» **PROBLEM STATEMENT**: Every line that holds "base" should be shown.

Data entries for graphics
#####

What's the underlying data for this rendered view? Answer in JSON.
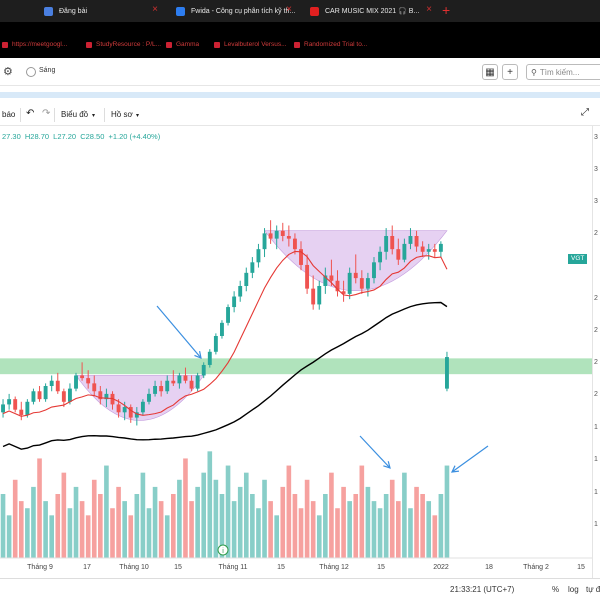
{
  "browser": {
    "tabs": [
      {
        "title": "Đăng bài",
        "favicon_color": "#4a7fe0"
      },
      {
        "title": "Fwida - Công cụ phân tích kỹ th...",
        "favicon_color": "#2d7df0"
      },
      {
        "title": "CAR MUSIC MIX 2021 🎧 B...",
        "favicon_color": "#e02020"
      }
    ],
    "new_tab_label": "+",
    "bookmarks": [
      "https://meetgoogl...",
      "StudyResource : P/L...",
      "Gamma",
      "Levalbuterol Versus...",
      "Randomized Trial to..."
    ]
  },
  "toolbar": {
    "toggle_label": "Sáng",
    "search_placeholder": "Tìm kiếm..."
  },
  "chart_toolbar": {
    "alert_label": "báo",
    "chart_type_label": "Biểu đồ",
    "profile_label": "Hồ sơ"
  },
  "legend": {
    "open": "27.30",
    "high": "H28.70",
    "low": "L27.20",
    "close": "C28.50",
    "change": "+1.20 (+4.40%)"
  },
  "price_tag": "VGT",
  "axis_edge_digits": [
    "3",
    "3",
    "3",
    "2",
    "2",
    "2",
    "2",
    "2",
    "1",
    "1",
    "1",
    "1"
  ],
  "colors": {
    "up": "#26a69a",
    "down": "#ef5350",
    "ma_fast": "#e53935",
    "ma_slow": "#000000",
    "support_zone": "#8fd7a0",
    "pattern_fill": "#d7b3ea",
    "annotation_arrow": "#3b8fe0"
  },
  "chart_data": {
    "type": "candlestick",
    "x_ticks": [
      "Tháng 9",
      "17",
      "Tháng 10",
      "15",
      "Tháng 11",
      "15",
      "Tháng 12",
      "15",
      "2022",
      "18",
      "Tháng 2",
      "15"
    ],
    "candles": [
      [
        26.4,
        26.9,
        26.2,
        26.7
      ],
      [
        26.7,
        27.1,
        26.5,
        26.9
      ],
      [
        26.9,
        27.0,
        26.4,
        26.5
      ],
      [
        26.5,
        26.8,
        26.1,
        26.3
      ],
      [
        26.3,
        26.9,
        26.2,
        26.8
      ],
      [
        26.8,
        27.3,
        26.7,
        27.2
      ],
      [
        27.2,
        27.4,
        26.8,
        26.9
      ],
      [
        26.9,
        27.5,
        26.8,
        27.4
      ],
      [
        27.4,
        27.8,
        27.2,
        27.6
      ],
      [
        27.6,
        27.9,
        27.1,
        27.2
      ],
      [
        27.2,
        27.3,
        26.6,
        26.8
      ],
      [
        26.8,
        27.5,
        26.7,
        27.3
      ],
      [
        27.3,
        27.9,
        27.2,
        27.8
      ],
      [
        27.8,
        28.3,
        27.6,
        27.7
      ],
      [
        27.7,
        28.0,
        27.3,
        27.5
      ],
      [
        27.5,
        27.8,
        27.0,
        27.2
      ],
      [
        27.2,
        27.4,
        26.7,
        26.9
      ],
      [
        26.9,
        27.3,
        26.6,
        27.1
      ],
      [
        27.1,
        27.2,
        26.5,
        26.7
      ],
      [
        26.7,
        26.9,
        26.2,
        26.4
      ],
      [
        26.4,
        26.8,
        26.1,
        26.6
      ],
      [
        26.6,
        26.7,
        26.0,
        26.2
      ],
      [
        26.2,
        26.6,
        25.9,
        26.4
      ],
      [
        26.4,
        26.9,
        26.3,
        26.8
      ],
      [
        26.8,
        27.3,
        26.7,
        27.1
      ],
      [
        27.1,
        27.6,
        27.0,
        27.4
      ],
      [
        27.4,
        27.6,
        27.0,
        27.2
      ],
      [
        27.2,
        27.8,
        27.1,
        27.6
      ],
      [
        27.6,
        28.0,
        27.4,
        27.5
      ],
      [
        27.5,
        27.9,
        27.3,
        27.8
      ],
      [
        27.8,
        28.1,
        27.5,
        27.6
      ],
      [
        27.6,
        27.8,
        27.2,
        27.3
      ],
      [
        27.3,
        27.9,
        27.2,
        27.8
      ],
      [
        27.8,
        28.3,
        27.7,
        28.2
      ],
      [
        28.2,
        28.8,
        28.1,
        28.7
      ],
      [
        28.7,
        29.4,
        28.6,
        29.3
      ],
      [
        29.3,
        29.9,
        29.2,
        29.8
      ],
      [
        29.8,
        30.5,
        29.7,
        30.4
      ],
      [
        30.4,
        31.0,
        30.2,
        30.8
      ],
      [
        30.8,
        31.4,
        30.6,
        31.2
      ],
      [
        31.2,
        31.9,
        31.0,
        31.7
      ],
      [
        31.7,
        32.3,
        31.5,
        32.1
      ],
      [
        32.1,
        32.8,
        31.9,
        32.6
      ],
      [
        32.6,
        33.4,
        32.3,
        33.2
      ],
      [
        33.2,
        33.7,
        32.8,
        33.0
      ],
      [
        33.0,
        33.5,
        32.6,
        33.3
      ],
      [
        33.3,
        33.6,
        32.9,
        33.1
      ],
      [
        33.1,
        33.5,
        32.7,
        33.0
      ],
      [
        33.0,
        33.2,
        32.4,
        32.6
      ],
      [
        32.6,
        32.9,
        31.8,
        32.0
      ],
      [
        32.0,
        32.4,
        30.9,
        31.1
      ],
      [
        31.1,
        31.6,
        30.3,
        30.5
      ],
      [
        30.5,
        31.4,
        30.3,
        31.2
      ],
      [
        31.2,
        31.9,
        30.9,
        31.6
      ],
      [
        31.6,
        32.2,
        31.2,
        31.4
      ],
      [
        31.4,
        31.8,
        30.8,
        31.0
      ],
      [
        31.0,
        31.4,
        30.6,
        30.9
      ],
      [
        30.9,
        31.9,
        30.7,
        31.7
      ],
      [
        31.7,
        32.4,
        31.3,
        31.5
      ],
      [
        31.5,
        31.8,
        30.9,
        31.1
      ],
      [
        31.1,
        31.7,
        30.8,
        31.5
      ],
      [
        31.5,
        32.3,
        31.3,
        32.1
      ],
      [
        32.1,
        32.7,
        31.8,
        32.5
      ],
      [
        32.5,
        33.4,
        32.2,
        33.1
      ],
      [
        33.1,
        33.5,
        32.4,
        32.6
      ],
      [
        32.6,
        33.0,
        32.0,
        32.2
      ],
      [
        32.2,
        33.0,
        32.1,
        32.8
      ],
      [
        32.8,
        33.4,
        32.6,
        33.1
      ],
      [
        33.1,
        33.3,
        32.5,
        32.7
      ],
      [
        32.7,
        32.9,
        32.3,
        32.5
      ],
      [
        32.5,
        32.8,
        32.2,
        32.6
      ],
      [
        32.6,
        32.8,
        32.3,
        32.5
      ],
      [
        32.5,
        32.9,
        32.3,
        32.8
      ],
      [
        27.3,
        28.7,
        27.2,
        28.5
      ]
    ],
    "volume": [
      9,
      6,
      11,
      8,
      7,
      10,
      14,
      8,
      6,
      9,
      12,
      7,
      10,
      8,
      6,
      11,
      9,
      13,
      7,
      10,
      8,
      6,
      9,
      12,
      7,
      10,
      8,
      6,
      9,
      11,
      14,
      8,
      10,
      12,
      15,
      11,
      9,
      13,
      8,
      10,
      12,
      9,
      7,
      11,
      8,
      6,
      10,
      13,
      9,
      7,
      11,
      8,
      6,
      9,
      12,
      7,
      10,
      8,
      9,
      13,
      10,
      8,
      7,
      9,
      11,
      8,
      12,
      7,
      10,
      9,
      8,
      6,
      9,
      13
    ],
    "support_zone": [
      27.85,
      28.45
    ],
    "ma_fast_offset": 0.35,
    "ma_slow_offset": 1.6
  },
  "bottom_bar": {
    "time": "21:33:21 (UTC+7)",
    "percent_label": "%",
    "log_label": "log",
    "auto_label": "tự đ"
  }
}
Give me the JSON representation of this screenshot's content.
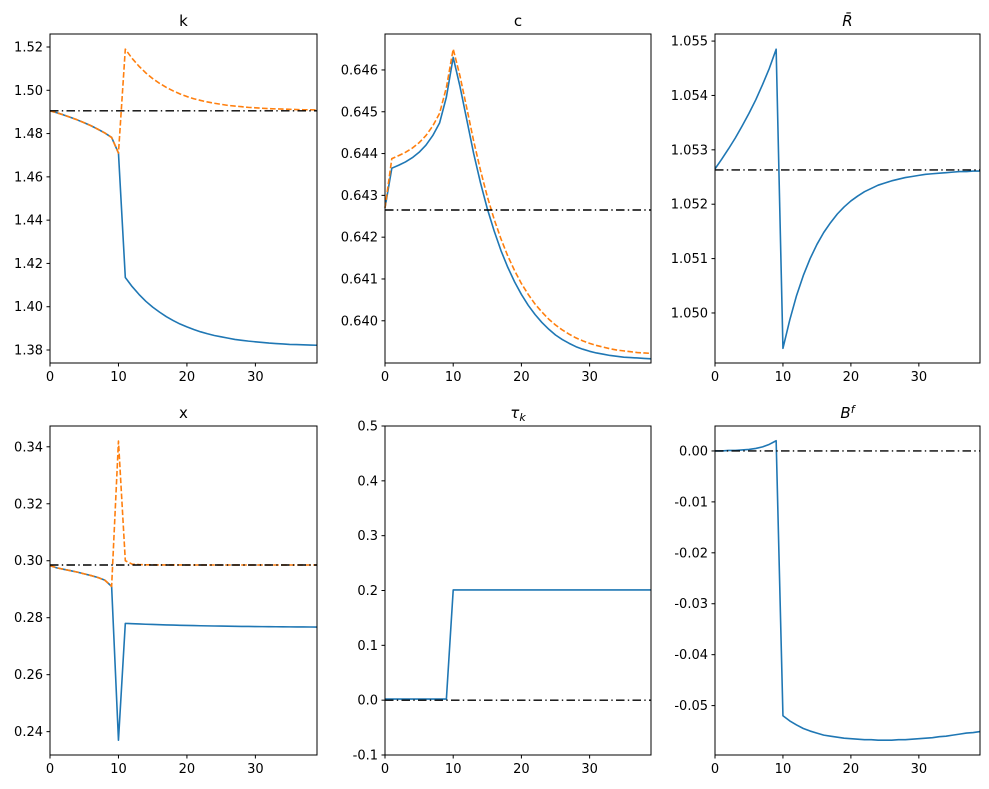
{
  "figure": {
    "background": "#ffffff"
  },
  "colors": {
    "line_primary": "#1f77b4",
    "line_secondary": "#ff7f0e",
    "steady_state": "#000000",
    "axes": "#000000"
  },
  "chart_data": [
    {
      "type": "line",
      "id": "k",
      "title": {
        "base": "k",
        "sub": "",
        "sup": ""
      },
      "xlim": [
        0,
        39
      ],
      "ylim": [
        1.374,
        1.526
      ],
      "xticks": [
        0,
        10,
        20,
        30
      ],
      "xtick_labels": [
        "0",
        "10",
        "20",
        "30"
      ],
      "yticks": [
        1.38,
        1.4,
        1.42,
        1.44,
        1.46,
        1.48,
        1.5,
        1.52
      ],
      "ytick_labels": [
        "1.38",
        "1.40",
        "1.42",
        "1.44",
        "1.46",
        "1.48",
        "1.50",
        "1.52"
      ],
      "steady_state": 1.4905,
      "x": [
        0,
        1,
        2,
        3,
        4,
        5,
        6,
        7,
        8,
        9,
        10,
        11,
        12,
        13,
        14,
        15,
        16,
        17,
        18,
        19,
        20,
        21,
        22,
        23,
        24,
        25,
        26,
        27,
        28,
        29,
        30,
        31,
        32,
        33,
        34,
        35,
        36,
        37,
        38,
        39
      ],
      "series": [
        {
          "name": "blue-solid",
          "color": "#1f77b4",
          "style": "solid",
          "values": [
            1.4905,
            1.4896,
            1.4886,
            1.4875,
            1.4863,
            1.485,
            1.4836,
            1.482,
            1.4803,
            1.4782,
            1.471,
            1.4135,
            1.4093,
            1.4057,
            1.4025,
            1.3998,
            1.3975,
            1.3954,
            1.3936,
            1.392,
            1.3907,
            1.3895,
            1.3884,
            1.3875,
            1.3867,
            1.3861,
            1.3855,
            1.3849,
            1.3845,
            1.3841,
            1.3838,
            1.3835,
            1.3832,
            1.383,
            1.3828,
            1.3826,
            1.3825,
            1.3824,
            1.3823,
            1.3822
          ]
        },
        {
          "name": "orange-dashed",
          "color": "#ff7f0e",
          "style": "dashed",
          "values": [
            1.4905,
            1.4896,
            1.4886,
            1.4875,
            1.4863,
            1.485,
            1.4836,
            1.482,
            1.4803,
            1.4782,
            1.471,
            1.519,
            1.5147,
            1.5111,
            1.508,
            1.5054,
            1.5032,
            1.5013,
            1.4997,
            1.4983,
            1.4971,
            1.4961,
            1.4953,
            1.4946,
            1.494,
            1.4935,
            1.493,
            1.4927,
            1.4924,
            1.4921,
            1.4919,
            1.4917,
            1.4915,
            1.4914,
            1.4913,
            1.4912,
            1.4911,
            1.491,
            1.491,
            1.4909
          ]
        }
      ]
    },
    {
      "type": "line",
      "id": "c",
      "title": {
        "base": "c",
        "sub": "",
        "sup": ""
      },
      "xlim": [
        0,
        39
      ],
      "ylim": [
        0.63899,
        0.64686
      ],
      "xticks": [
        0,
        10,
        20,
        30
      ],
      "xtick_labels": [
        "0",
        "10",
        "20",
        "30"
      ],
      "yticks": [
        0.64,
        0.641,
        0.642,
        0.643,
        0.644,
        0.645,
        0.646
      ],
      "ytick_labels": [
        "0.640",
        "0.641",
        "0.642",
        "0.643",
        "0.644",
        "0.645",
        "0.646"
      ],
      "steady_state": 0.64265,
      "x": [
        0,
        1,
        2,
        3,
        4,
        5,
        6,
        7,
        8,
        9,
        10,
        11,
        12,
        13,
        14,
        15,
        16,
        17,
        18,
        19,
        20,
        21,
        22,
        23,
        24,
        25,
        26,
        27,
        28,
        29,
        30,
        31,
        32,
        33,
        34,
        35,
        36,
        37,
        38,
        39
      ],
      "series": [
        {
          "name": "blue-solid",
          "color": "#1f77b4",
          "style": "solid",
          "values": [
            0.6427,
            0.64365,
            0.64372,
            0.6438,
            0.6439,
            0.64403,
            0.6442,
            0.64443,
            0.64473,
            0.64535,
            0.6463,
            0.6456,
            0.6448,
            0.644,
            0.6433,
            0.64268,
            0.64215,
            0.64168,
            0.64128,
            0.64093,
            0.64063,
            0.64037,
            0.64015,
            0.63996,
            0.6398,
            0.63966,
            0.63955,
            0.63946,
            0.63938,
            0.63932,
            0.63927,
            0.63923,
            0.6392,
            0.63917,
            0.63915,
            0.63913,
            0.63912,
            0.63911,
            0.6391,
            0.63909
          ]
        },
        {
          "name": "orange-dashed",
          "color": "#ff7f0e",
          "style": "dashed",
          "values": [
            0.6427,
            0.64388,
            0.64395,
            0.64403,
            0.64413,
            0.64426,
            0.64443,
            0.64466,
            0.64496,
            0.64558,
            0.6465,
            0.64585,
            0.64508,
            0.6443,
            0.6436,
            0.64297,
            0.64243,
            0.64196,
            0.64155,
            0.6412,
            0.64089,
            0.64063,
            0.6404,
            0.64021,
            0.64004,
            0.6399,
            0.63978,
            0.63968,
            0.63959,
            0.63952,
            0.63946,
            0.63941,
            0.63937,
            0.63933,
            0.6393,
            0.63928,
            0.63926,
            0.63924,
            0.63923,
            0.63922
          ]
        }
      ]
    },
    {
      "type": "line",
      "id": "rbar",
      "title": {
        "base": "R̄",
        "sub": "",
        "sup": ""
      },
      "xlim": [
        0,
        39
      ],
      "ylim": [
        1.04908,
        1.05513
      ],
      "xticks": [
        0,
        10,
        20,
        30
      ],
      "xtick_labels": [
        "0",
        "10",
        "20",
        "30"
      ],
      "yticks": [
        1.05,
        1.051,
        1.052,
        1.053,
        1.054,
        1.055
      ],
      "ytick_labels": [
        "1.050",
        "1.051",
        "1.052",
        "1.053",
        "1.054",
        "1.055"
      ],
      "steady_state": 1.05263,
      "x": [
        0,
        1,
        2,
        3,
        4,
        5,
        6,
        7,
        8,
        9,
        10,
        11,
        12,
        13,
        14,
        15,
        16,
        17,
        18,
        19,
        20,
        21,
        22,
        23,
        24,
        25,
        26,
        27,
        28,
        29,
        30,
        31,
        32,
        33,
        34,
        35,
        36,
        37,
        38,
        39
      ],
      "series": [
        {
          "name": "blue-solid",
          "color": "#1f77b4",
          "style": "solid",
          "values": [
            1.05265,
            1.05283,
            1.05302,
            1.05322,
            1.05344,
            1.05367,
            1.05392,
            1.0542,
            1.0545,
            1.05485,
            1.04935,
            1.04987,
            1.05032,
            1.05069,
            1.051,
            1.05126,
            1.05148,
            1.05166,
            1.05182,
            1.05195,
            1.05206,
            1.05215,
            1.05223,
            1.05229,
            1.05235,
            1.05239,
            1.05243,
            1.05246,
            1.05249,
            1.05251,
            1.05253,
            1.05255,
            1.05256,
            1.05257,
            1.05258,
            1.05259,
            1.0526,
            1.0526,
            1.05261,
            1.05261
          ]
        }
      ]
    },
    {
      "type": "line",
      "id": "x",
      "title": {
        "base": "x",
        "sub": "",
        "sup": ""
      },
      "xlim": [
        0,
        39
      ],
      "ylim": [
        0.2318,
        0.3473
      ],
      "xticks": [
        0,
        10,
        20,
        30
      ],
      "xtick_labels": [
        "0",
        "10",
        "20",
        "30"
      ],
      "yticks": [
        0.24,
        0.26,
        0.28,
        0.3,
        0.32,
        0.34
      ],
      "ytick_labels": [
        "0.24",
        "0.26",
        "0.28",
        "0.30",
        "0.32",
        "0.34"
      ],
      "steady_state": 0.2985,
      "x": [
        0,
        1,
        2,
        3,
        4,
        5,
        6,
        7,
        8,
        9,
        10,
        11,
        12,
        13,
        14,
        15,
        16,
        17,
        18,
        19,
        20,
        21,
        22,
        23,
        24,
        25,
        26,
        27,
        28,
        29,
        30,
        31,
        32,
        33,
        34,
        35,
        36,
        37,
        38,
        39
      ],
      "series": [
        {
          "name": "blue-solid",
          "color": "#1f77b4",
          "style": "solid",
          "values": [
            0.2983,
            0.2975,
            0.297,
            0.2965,
            0.296,
            0.2954,
            0.2948,
            0.2941,
            0.2932,
            0.291,
            0.237,
            0.278,
            0.2779,
            0.2778,
            0.2777,
            0.27762,
            0.27754,
            0.27747,
            0.2774,
            0.27734,
            0.27728,
            0.27723,
            0.27718,
            0.27713,
            0.27709,
            0.27705,
            0.27701,
            0.27698,
            0.27695,
            0.27692,
            0.27689,
            0.27687,
            0.27684,
            0.27682,
            0.2768,
            0.27678,
            0.27677,
            0.27675,
            0.27674,
            0.27672
          ]
        },
        {
          "name": "orange-dashed",
          "color": "#ff7f0e",
          "style": "dashed",
          "values": [
            0.2983,
            0.2975,
            0.297,
            0.2965,
            0.296,
            0.2954,
            0.2948,
            0.2941,
            0.2932,
            0.291,
            0.342,
            0.3,
            0.2988,
            0.29865,
            0.29858,
            0.29855,
            0.29853,
            0.29852,
            0.29851,
            0.29851,
            0.2985,
            0.2985,
            0.2985,
            0.2985,
            0.2985,
            0.2985,
            0.2985,
            0.2985,
            0.2985,
            0.2985,
            0.2985,
            0.2985,
            0.2985,
            0.2985,
            0.2985,
            0.2985,
            0.2985,
            0.2985,
            0.2985,
            0.2985
          ]
        }
      ]
    },
    {
      "type": "line",
      "id": "tauk",
      "title": {
        "base": "τ",
        "sub": "k",
        "sup": ""
      },
      "xlim": [
        0,
        39
      ],
      "ylim": [
        -0.1,
        0.5
      ],
      "xticks": [
        0,
        10,
        20,
        30
      ],
      "xtick_labels": [
        "0",
        "10",
        "20",
        "30"
      ],
      "yticks": [
        -0.1,
        0.0,
        0.1,
        0.2,
        0.3,
        0.4,
        0.5
      ],
      "ytick_labels": [
        "-0.1",
        "0.0",
        "0.1",
        "0.2",
        "0.3",
        "0.4",
        "0.5"
      ],
      "steady_state": 0.0,
      "x": [
        0,
        1,
        2,
        3,
        4,
        5,
        6,
        7,
        8,
        9,
        10,
        11,
        12,
        13,
        14,
        15,
        16,
        17,
        18,
        19,
        20,
        21,
        22,
        23,
        24,
        25,
        26,
        27,
        28,
        29,
        30,
        31,
        32,
        33,
        34,
        35,
        36,
        37,
        38,
        39
      ],
      "series": [
        {
          "name": "blue-solid",
          "color": "#1f77b4",
          "style": "solid",
          "values": [
            0.002,
            0.002,
            0.002,
            0.002,
            0.002,
            0.002,
            0.002,
            0.002,
            0.002,
            0.002,
            0.201,
            0.201,
            0.201,
            0.201,
            0.201,
            0.201,
            0.201,
            0.201,
            0.201,
            0.201,
            0.201,
            0.201,
            0.201,
            0.201,
            0.201,
            0.201,
            0.201,
            0.201,
            0.201,
            0.201,
            0.201,
            0.201,
            0.201,
            0.201,
            0.201,
            0.201,
            0.201,
            0.201,
            0.201,
            0.201
          ]
        }
      ]
    },
    {
      "type": "line",
      "id": "bf",
      "title": {
        "base": "B",
        "sub": "",
        "sup": "f"
      },
      "xlim": [
        0,
        39
      ],
      "ylim": [
        -0.0597,
        0.0049
      ],
      "xticks": [
        0,
        10,
        20,
        30
      ],
      "xtick_labels": [
        "0",
        "10",
        "20",
        "30"
      ],
      "yticks": [
        -0.05,
        -0.04,
        -0.03,
        -0.02,
        -0.01,
        0.0
      ],
      "ytick_labels": [
        "-0.05",
        "-0.04",
        "-0.03",
        "-0.02",
        "-0.01",
        "0.00"
      ],
      "steady_state": 0.0,
      "x": [
        0,
        1,
        2,
        3,
        4,
        5,
        6,
        7,
        8,
        9,
        10,
        11,
        12,
        13,
        14,
        15,
        16,
        17,
        18,
        19,
        20,
        21,
        22,
        23,
        24,
        25,
        26,
        27,
        28,
        29,
        30,
        31,
        32,
        33,
        34,
        35,
        36,
        37,
        38,
        39
      ],
      "series": [
        {
          "name": "blue-solid",
          "color": "#1f77b4",
          "style": "solid",
          "values": [
            0.0,
            0.0,
            0.0001,
            0.0001,
            0.0002,
            0.0003,
            0.0005,
            0.0008,
            0.0013,
            0.002,
            -0.052,
            -0.053,
            -0.0538,
            -0.0545,
            -0.055,
            -0.0554,
            -0.0558,
            -0.056,
            -0.0562,
            -0.0564,
            -0.0565,
            -0.0566,
            -0.0567,
            -0.0567,
            -0.0568,
            -0.0568,
            -0.0568,
            -0.0567,
            -0.0567,
            -0.0566,
            -0.0565,
            -0.0564,
            -0.0563,
            -0.0561,
            -0.056,
            -0.0558,
            -0.0556,
            -0.0554,
            -0.0553,
            -0.0551
          ]
        }
      ]
    }
  ]
}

#####

» **WRITTEN REPLY**:
        "base": "k",
        "base": "c",
        "base": "R̄",
        "base": "x",
        "base": "τ",
        "base": "B",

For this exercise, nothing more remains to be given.